**Task brief**
Output the records exactly as they appear, with no pictures included.

— BEGIN Entries supplied —

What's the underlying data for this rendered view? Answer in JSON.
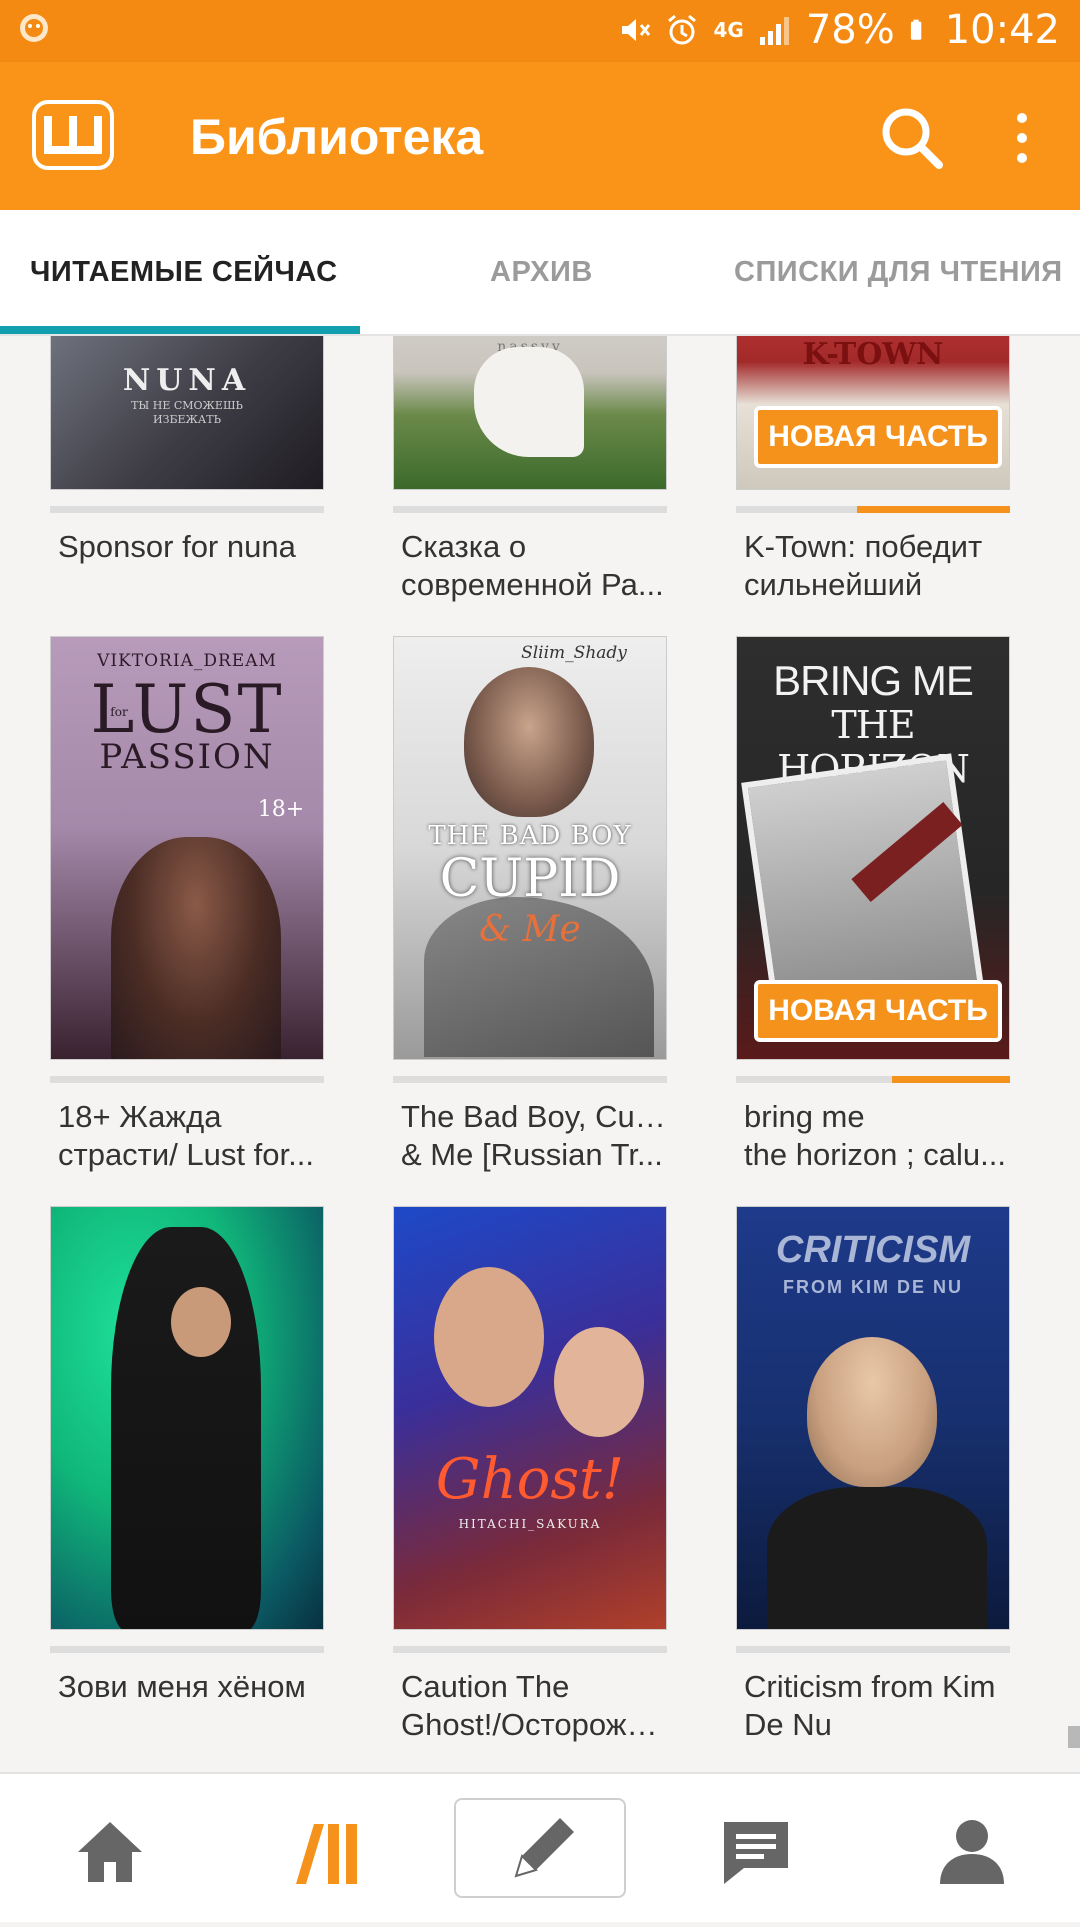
{
  "status_bar": {
    "battery": "78%",
    "time": "10:42",
    "network": "4G",
    "icons": [
      "wattpad-notification-icon",
      "mute-icon",
      "alarm-icon",
      "signal-icon",
      "battery-icon"
    ]
  },
  "app_bar": {
    "title": "Библиотека",
    "logo_letter": "Ш",
    "icons": [
      "search-icon",
      "more-vert-icon"
    ]
  },
  "tabs": [
    {
      "label": "ЧИТАЕМЫЕ СЕЙЧАС",
      "active": true
    },
    {
      "label": "АРХИВ",
      "active": false
    },
    {
      "label": "СПИСКИ ДЛЯ ЧТЕНИЯ",
      "active": false
    }
  ],
  "books": [
    {
      "title": [
        "Sponsor for nuna"
      ],
      "cover_text": [
        "NUNA",
        "ТЫ НЕ СМОЖЕШЬ",
        "ИЗБЕЖАТЬ"
      ],
      "cover_colors": [
        "#6a6f7a",
        "#2c2b30"
      ],
      "progress": 0,
      "new_part": false
    },
    {
      "title": [
        "Сказка о",
        "современной Ра..."
      ],
      "cover_text": [
        "nassyy"
      ],
      "cover_colors": [
        "#9aa587",
        "#3f6b2c"
      ],
      "progress": 0,
      "new_part": false
    },
    {
      "title": [
        "K-Town: победит",
        "сильнейший"
      ],
      "cover_text": [
        "K-TOWN"
      ],
      "cover_colors": [
        "#b83535",
        "#d9d3c8"
      ],
      "progress": 0.56,
      "new_part": true,
      "badge": "НОВАЯ ЧАСТЬ"
    },
    {
      "title": [
        "18+ Жажда",
        "страсти/ Lust for..."
      ],
      "cover_text": [
        "VIKTORIA_DREAM",
        "LUST",
        "for",
        "PASSION",
        "18+"
      ],
      "cover_colors": [
        "#b79ab8",
        "#3a2230"
      ],
      "progress": 0,
      "new_part": false
    },
    {
      "title": [
        "The Bad Boy, Cupid",
        "& Me [Russian Tr..."
      ],
      "cover_text": [
        "Sliim_Shady",
        "THE BAD BOY",
        "CUPID",
        "& Me"
      ],
      "cover_colors": [
        "#f2f2f2",
        "#555555"
      ],
      "progress": 0,
      "new_part": false
    },
    {
      "title": [
        "bring me",
        "the horizon ; calu..."
      ],
      "cover_text": [
        "BRING ME",
        "THE HORIZON"
      ],
      "cover_colors": [
        "#2b2b2b",
        "#7a1d1d"
      ],
      "progress": 0.43,
      "new_part": true,
      "badge": "НОВАЯ ЧАСТЬ"
    },
    {
      "title": [
        "Зови меня хёном"
      ],
      "cover_text": [],
      "cover_colors": [
        "#14d18a",
        "#0a3a4a"
      ],
      "progress": 0,
      "new_part": false
    },
    {
      "title": [
        "Caution The",
        "Ghost!/Осторожно..."
      ],
      "cover_text": [
        "Ghost!",
        "HITACHI_SAKURA"
      ],
      "cover_colors": [
        "#263fa8",
        "#8a2d2a"
      ],
      "progress": 0,
      "new_part": false
    },
    {
      "title": [
        "Criticism from Kim",
        "De Nu"
      ],
      "cover_text": [
        "CRITICISM",
        "FROM KIM DE NU"
      ],
      "cover_colors": [
        "#1e3a8a",
        "#0c1a3c"
      ],
      "progress": 0,
      "new_part": false
    }
  ],
  "bottom_nav": [
    "home-icon",
    "library-icon",
    "write-icon",
    "messages-icon",
    "profile-icon"
  ],
  "colors": {
    "accent": "#fa9418",
    "tab_indicator": "#129fae",
    "badge": "#f5921b"
  }
}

— END Entries supplied —

**Answer to the problem**
What's the underlying data for this rendered view? Answer in JSON.
{
  "status_bar": {
    "battery": "78%",
    "time": "10:42",
    "network": "4G",
    "icons": [
      "wattpad-notification-icon",
      "mute-icon",
      "alarm-icon",
      "signal-icon",
      "battery-icon"
    ]
  },
  "app_bar": {
    "title": "Библиотека",
    "logo_letter": "Ш",
    "icons": [
      "search-icon",
      "more-vert-icon"
    ]
  },
  "tabs": [
    {
      "label": "ЧИТАЕМЫЕ СЕЙЧАС",
      "active": true
    },
    {
      "label": "АРХИВ",
      "active": false
    },
    {
      "label": "СПИСКИ ДЛЯ ЧТЕНИЯ",
      "active": false
    }
  ],
  "books": [
    {
      "title": [
        "Sponsor for nuna"
      ],
      "cover_text": [
        "NUNA",
        "ТЫ НЕ СМОЖЕШЬ",
        "ИЗБЕЖАТЬ"
      ],
      "cover_colors": [
        "#6a6f7a",
        "#2c2b30"
      ],
      "progress": 0,
      "new_part": false
    },
    {
      "title": [
        "Сказка о",
        "современной Ра..."
      ],
      "cover_text": [
        "nassyy"
      ],
      "cover_colors": [
        "#9aa587",
        "#3f6b2c"
      ],
      "progress": 0,
      "new_part": false
    },
    {
      "title": [
        "K-Town: победит",
        "сильнейший"
      ],
      "cover_text": [
        "K-TOWN"
      ],
      "cover_colors": [
        "#b83535",
        "#d9d3c8"
      ],
      "progress": 0.56,
      "new_part": true,
      "badge": "НОВАЯ ЧАСТЬ"
    },
    {
      "title": [
        "18+ Жажда",
        "страсти/ Lust for..."
      ],
      "cover_text": [
        "VIKTORIA_DREAM",
        "LUST",
        "for",
        "PASSION",
        "18+"
      ],
      "cover_colors": [
        "#b79ab8",
        "#3a2230"
      ],
      "progress": 0,
      "new_part": false
    },
    {
      "title": [
        "The Bad Boy, Cupid",
        "& Me [Russian Tr..."
      ],
      "cover_text": [
        "Sliim_Shady",
        "THE BAD BOY",
        "CUPID",
        "& Me"
      ],
      "cover_colors": [
        "#f2f2f2",
        "#555555"
      ],
      "progress": 0,
      "new_part": false
    },
    {
      "title": [
        "bring me",
        "the horizon ; calu..."
      ],
      "cover_text": [
        "BRING ME",
        "THE HORIZON"
      ],
      "cover_colors": [
        "#2b2b2b",
        "#7a1d1d"
      ],
      "progress": 0.43,
      "new_part": true,
      "badge": "НОВАЯ ЧАСТЬ"
    },
    {
      "title": [
        "Зови меня хёном"
      ],
      "cover_text": [],
      "cover_colors": [
        "#14d18a",
        "#0a3a4a"
      ],
      "progress": 0,
      "new_part": false
    },
    {
      "title": [
        "Caution The",
        "Ghost!/Осторожно..."
      ],
      "cover_text": [
        "Ghost!",
        "HITACHI_SAKURA"
      ],
      "cover_colors": [
        "#263fa8",
        "#8a2d2a"
      ],
      "progress": 0,
      "new_part": false
    },
    {
      "title": [
        "Criticism from Kim",
        "De Nu"
      ],
      "cover_text": [
        "CRITICISM",
        "FROM KIM DE NU"
      ],
      "cover_colors": [
        "#1e3a8a",
        "#0c1a3c"
      ],
      "progress": 0,
      "new_part": false
    }
  ],
  "bottom_nav": [
    "home-icon",
    "library-icon",
    "write-icon",
    "messages-icon",
    "profile-icon"
  ],
  "colors": {
    "accent": "#fa9418",
    "tab_indicator": "#129fae",
    "badge": "#f5921b"
  }
}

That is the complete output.